**Written task**
Show only lines that include "الصلاة".

(Rows from a dataset)
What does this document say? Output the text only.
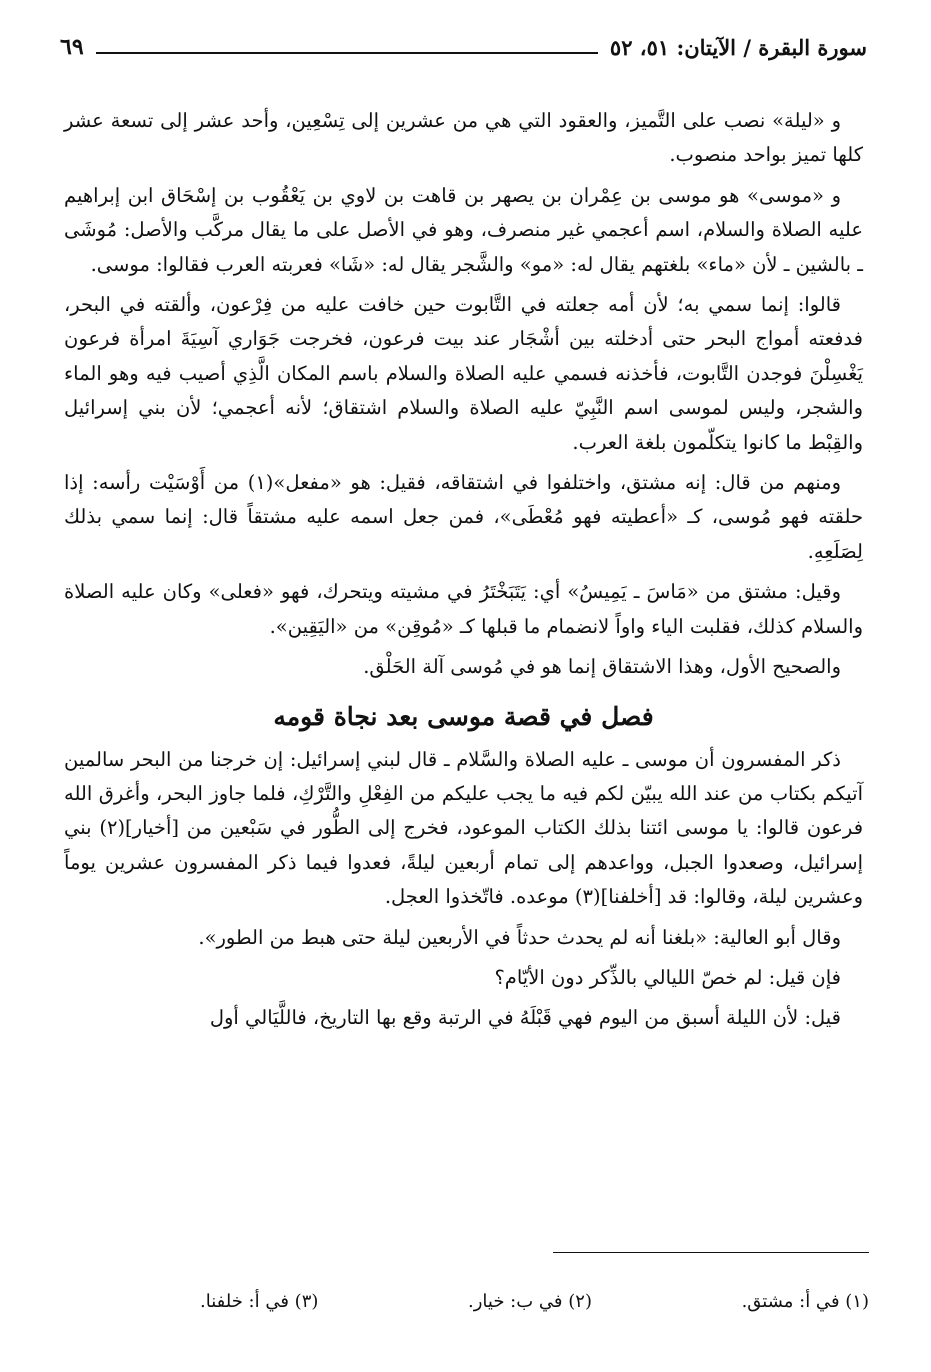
سورة البقرة / الآيتان: ٥١، ٥٢
٦٩

و «ليلة» نصب على التَّميز، والعقود التي هي من عشرين إلى تِسْعِين، وأحد عشر إلى تسعة عشر كلها تميز بواحد منصوب.

و «موسى» هو موسى بن عِمْران بن يصهر بن قاهت بن لاوي بن يَعْقُوب بن إسْحَاق ابن إبراهيم عليه الصلاة والسلام، اسم أعجمي غير منصرف، وهو في الأصل على ما يقال مركَّب والأصل: مُوشَى ـ بالشين ـ لأن «ماء» بلغتهم يقال له: «مو» والشَّجر يقال له: «شَا» فعربته العرب فقالوا: موسى.

قالوا: إنما سمي به؛ لأن أمه جعلته في التَّابوت حين خافت عليه من فِرْعون، وألقته في البحر، فدفعته أمواج البحر حتى أدخلته بين أشْجَار عند بيت فرعون، فخرجت جَوَاري آسِيَةَ امرأة فرعون يَغْسِلْنَ فوجدن التَّابوت، فأخذنه فسمي عليه الصلاة والسلام باسم المكان الَّذِي أصيب فيه وهو الماء والشجر، وليس لموسى اسم النَّبِيّ عليه الصلاة والسلام اشتقاق؛ لأنه أعجمي؛ لأن بني إسرائيل والقِبْط ما كانوا يتكلّمون بلغة العرب.

ومنهم من قال: إنه مشتق، واختلفوا في اشتقاقه، فقيل: هو «مفعل»(١) من أَوْسَيْت رأسه: إذا حلقته فهو مُوسى، كـ «أعطيته فهو مُعْطَى»، فمن جعل اسمه عليه مشتقاً قال: إنما سمي بذلك لِصَلَعِهِ.

وقيل: مشتق من «مَاسَ ـ يَمِيسُ» أي: يَتَبَخْتَرُ في مشيته ويتحرك، فهو «فعلى» وكان عليه الصلاة والسلام كذلك، فقلبت الياء واواً لانضمام ما قبلها كـ «مُوقِن» من «اليَقِين».

والصحيح الأول، وهذا الاشتقاق إنما هو في مُوسى آلة الحَلْق.

فصل في قصة موسى بعد نجاة قومه

ذكر المفسرون أن موسى ـ عليه الصلاة والسَّلام ـ قال لبني إسرائيل: إن خرجنا من البحر سالمين آتيكم بكتاب من عند الله يبيّن لكم فيه ما يجب عليكم من الفِعْلِ والتَّرْكِ، فلما جاوز البحر، وأغرق الله فرعون قالوا: يا موسى ائتنا بذلك الكتاب الموعود، فخرج إلى الطُّور في سَبْعين من [أخيار](٢) بني إسرائيل، وصعدوا الجبل، وواعدهم إلى تمام أربعين ليلةً، فعدوا فيما ذكر المفسرون عشرين يوماً وعشرين ليلة، وقالوا: قد [أخلفنا](٣) موعده. فاتّخذوا العجل.

وقال أبو العالية: «بلغنا أنه لم يحدث حدثاً في الأربعين ليلة حتى هبط من الطور».

فإن قيل: لم خصّ الليالي بالذِّكر دون الأيّام؟

قيل: لأن الليلة أسبق من اليوم فهي قَبْلَهُ في الرتبة وقع بها التاريخ، فاللَّيَالي أول

(١) في أ: مشتق.
(٢) في ب: خيار.
(٣) في أ: خلفنا.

**Finished answer**
و «موسى» هو موسى بن عِمْران بن يصهر بن قاهت بن لاوي بن يَعْقُوب بن إسْحَاق ابن إبراهيم عليه الصلاة والسلام، اسم أعجمي غير منصرف، وهو في الأصل على ما يقال مركَّب والأصل: مُوشَى ـ بالشين ـ لأن «ماء» بلغتهم يقال له: «مو» والشَّجر يقال له: «شَا» فعربته العرب فقالوا: موسى.
قالوا: إنما سمي به؛ لأن أمه جعلته في التَّابوت حين خافت عليه من فِرْعون، وألقته في البحر، فدفعته أمواج البحر حتى أدخلته بين أشْجَار عند بيت فرعون، فخرجت جَوَاري آسِيَةَ امرأة فرعون يَغْسِلْنَ فوجدن التَّابوت، فأخذنه فسمي عليه الصلاة والسلام باسم المكان الَّذِي أصيب فيه وهو الماء والشجر، وليس لموسى اسم النَّبِيّ عليه الصلاة والسلام اشتقاق؛ لأنه أعجمي؛ لأن بني إسرائيل والقِبْط ما كانوا يتكلّمون بلغة العرب.
وقيل: مشتق من «مَاسَ ـ يَمِيسُ» أي: يَتَبَخْتَرُ في مشيته ويتحرك، فهو «فعلى» وكان عليه الصلاة والسلام كذلك، فقلبت الياء واواً لانضمام ما قبلها كـ «مُوقِن» من «اليَقِين».
ذكر المفسرون أن موسى ـ عليه الصلاة والسَّلام ـ قال لبني إسرائيل: إن خرجنا من البحر سالمين آتيكم بكتاب من عند الله يبيّن لكم فيه ما يجب عليكم من الفِعْلِ والتَّرْكِ، فلما جاوز البحر، وأغرق الله فرعون قالوا: يا موسى ائتنا بذلك الكتاب الموعود، فخرج إلى الطُّور في سَبْعين من [أخيار](٢) بني إسرائيل، وصعدوا الجبل، وواعدهم إلى تمام أربعين ليلةً، فعدوا فيما ذكر المفسرون عشرين يوماً وعشرين ليلة، وقالوا: قد [أخلفنا](٣) موعده. فاتّخذوا العجل.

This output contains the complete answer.